— start —

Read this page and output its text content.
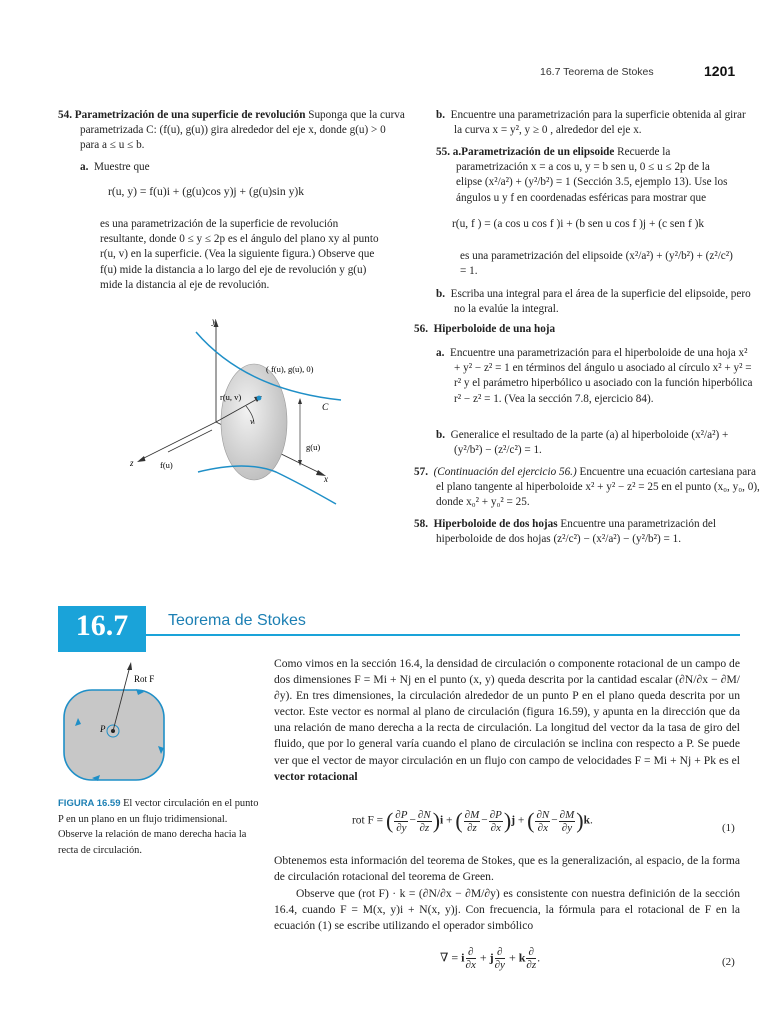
16.7 Teorema de Stokes	1201
54. Parametrización de una superficie de revolución Suponga que la curva parametrizada C: (f(u), g(u)) gira alrededor del eje x, donde g(u) > 0 para a ≤ u ≤ b.
a. Muestre que
r(u, y) = f(u)i + (g(u)cos y)j + (g(u)sin y)k
es una parametrización de la superficie de revolución resultante, donde 0 ≤ y ≤ 2p es el ángulo del plano xy al punto r(u, v) en la superficie. (Vea la siguiente figura.) Observe que f(u) mide la distancia a lo largo del eje de revolución y g(u) mide la distancia al eje de revolución.
y
z
x
C
r(u, v)
v
( f(u), g(u), 0)
g(u)
f(u)
b. Encuentre una parametrización para la superficie obtenida al girar la curva x = y², y ≥ 0 , alrededor del eje x.
55. a.Parametrización de un elipsoide Recuerde la parametrización x = a cos u, y = b sen u, 0 ≤ u ≤ 2p de la elipse (x²/a²) + (y²/b²) = 1 (Sección 3.5, ejemplo 13). Use los ángulos u y f en coordenadas esféricas para mostrar que
r(u, f ) = (a cos u cos f )i + (b sen u cos f )j + (c sen f )k
es una parametrización del elipsoide (x²/a²) + (y²/b²) + (z²/c²) = 1.
b. Escriba una integral para el área de la superficie del elipsoide, pero no la evalúe la integral.
56. Hiperboloide de una hoja
a. Encuentre una parametrización para el hiperboloide de una hoja x² + y² − z² = 1 en términos del ángulo u asociado al círculo x² + y² = r² y el parámetro hiperbólico u asociado con la función hiperbólica r² − z² = 1. (Vea la sección 7.8, ejercicio 84).
b. Generalice el resultado de la parte (a) al hiperboloide (x²/a²) + (y²/b²) − (z²/c²) = 1.
57. (Continuación del ejercicio 56.) Encuentre una ecuación cartesiana para el plano tangente al hiperboloide x² + y² − z² = 25 en el punto (x₀, y₀, 0), donde x₀² + y₀² = 25.
58. Hiperboloide de dos hojas Encuentre una parametrización del hiperboloide de dos hojas (z²/c²) − (x²/a²) − (y²/b²) = 1.
16.7	Teorema de Stokes
Rot F
P
FIGURA 16.59 El vector circulación en el punto P en un plano en un flujo tridimensional. Observe la relación de mano derecha hacia la recta de circulación.
Como vimos en la sección 16.4, la densidad de circulación o componente rotacional de un campo de dos dimensiones F = Mi + Nj en el punto (x, y) queda descrita por la cantidad escalar (∂N/∂x − ∂M/∂y). En tres dimensiones, la circulación alrededor de un punto P en el plano queda descrita por un vector. Este vector es normal al plano de circulación (figura 16.59), y apunta en la dirección que da una relación de mano derecha a la recta de circulación. La longitud del vector da la tasa de giro del fluido, que por lo general varía cuando el plano de circulación se inclina con respecto a P. Se puede ver que el vector de mayor circulación en un flujo con campo de velocidades F = Mi + Nj + Pk es el vector rotacional
rot F = ( $\frac{\partial P}{\partial y} - \frac{\partial N}{\partial z} )i$ + ( $\frac{\partial M}{\partial z} - \frac{\partial P}{\partial x} )j$ + ( $\frac{\partial N}{\partial x} - \frac{\partial M}{\partial y} )k$.
(1)
Obtenemos esta información del teorema de Stokes, que es la generalización, al espacio, de la forma de circulación rotacional del teorema de Green.
Observe que (rot F) · k = (∂N/∂x − ∂M/∂y) es consistente con nuestra definición de la sección 16.4, cuando F = M(x, y)i + N(x, y)j. Con frecuencia, la fórmula para el rotacional de F en la ecuación (1) se escribe utilizando el operador simbólico
∇ = i $\frac{\partial}{\partial x} + j \frac{\partial}{\partial y} + k \frac{\partial}{\partial z}$ .	(2)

— end —

**To be done**
The material above holds pictures; copy everything else in it exactly.

**Exercise result**
Read this page and output its text content.
16.7 Teorema de Stokes	1201
54. Parametrización de una superficie de revolución Suponga que la curva parametrizada C: (f(u), g(u)) gira alrededor del eje x, donde g(u) > 0 para a ≤ u ≤ b.
a. Muestre que
r(u, y) = f(u)i + (g(u)cos y)j + (g(u)sin y)k
es una parametrización de la superficie de revolución resultante, donde 0 ≤ y ≤ 2p es el ángulo del plano xy al punto r(u, v) en la superficie. (Vea la siguiente figura.) Observe que f(u) mide la distancia a lo largo del eje de revolución y g(u) mide la distancia al eje de revolución.
y
z
x
C
r(u, v)
v
( f(u), g(u), 0)
g(u)
f(u)
b. Encuentre una parametrización para la superficie obtenida al girar la curva x = y², y ≥ 0 , alrededor del eje x.
55. a.Parametrización de un elipsoide Recuerde la parametrización x = a cos u, y = b sen u, 0 ≤ u ≤ 2p de la elipse (x²/a²) + (y²/b²) = 1 (Sección 3.5, ejemplo 13). Use los ángulos u y f en coordenadas esféricas para mostrar que
r(u, f ) = (a cos u cos f )i + (b sen u cos f )j + (c sen f )k
es una parametrización del elipsoide (x²/a²) + (y²/b²) + (z²/c²) = 1.
b. Escriba una integral para el área de la superficie del elipsoide, pero no la evalúe la integral.
56. Hiperboloide de una hoja
a. Encuentre una parametrización para el hiperboloide de una hoja x² + y² − z² = 1 en términos del ángulo u asociado al círculo x² + y² = r² y el parámetro hiperbólico u asociado con la función hiperbólica r² − z² = 1. (Vea la sección 7.8, ejercicio 84).
b. Generalice el resultado de la parte (a) al hiperboloide (x²/a²) + (y²/b²) − (z²/c²) = 1.
57. (Continuación del ejercicio 56.) Encuentre una ecuación cartesiana para el plano tangente al hiperboloide x² + y² − z² = 25 en el punto (x₀, y₀, 0), donde x₀² + y₀² = 25.
58. Hiperboloide de dos hojas Encuentre una parametrización del hiperboloide de dos hojas (z²/c²) − (x²/a²) − (y²/b²) = 1.
16.7	Teorema de Stokes
Rot F
P
FIGURA 16.59 El vector circulación en el punto P en un plano en un flujo tridimensional. Observe la relación de mano derecha hacia la recta de circulación.
Como vimos en la sección 16.4, la densidad de circulación o componente rotacional de un campo de dos dimensiones F = Mi + Nj en el punto (x, y) queda descrita por la cantidad escalar (∂N/∂x − ∂M/∂y). En tres dimensiones, la circulación alrededor de un punto P en el plano queda descrita por un vector. Este vector es normal al plano de circulación (figura 16.59), y apunta en la dirección que da una relación de mano derecha a la recta de circulación. La longitud del vector da la tasa de giro del fluido, que por lo general varía cuando el plano de circulación se inclina con respecto a P. Se puede ver que el vector de mayor circulación en un flujo con campo de velocidades F = Mi + Nj + Pk es el vector rotacional
rot F = ( $\frac{\partial P}{\partial y} - \frac{\partial N}{\partial z} )i$ + ( $\frac{\partial M}{\partial z} - \frac{\partial P}{\partial x} )j$ + ( $\frac{\partial N}{\partial x} - \frac{\partial M}{\partial y} )k$.
(1)
Obtenemos esta información del teorema de Stokes, que es la generalización, al espacio, de la forma de circulación rotacional del teorema de Green.
Observe que (rot F) · k = (∂N/∂x − ∂M/∂y) es consistente con nuestra definición de la sección 16.4, cuando F = M(x, y)i + N(x, y)j. Con frecuencia, la fórmula para el rotacional de F en la ecuación (1) se escribe utilizando el operador simbólico
∇ = i $\frac{\partial}{\partial x} + j \frac{\partial}{\partial y} + k \frac{\partial}{\partial z}$ .	(2)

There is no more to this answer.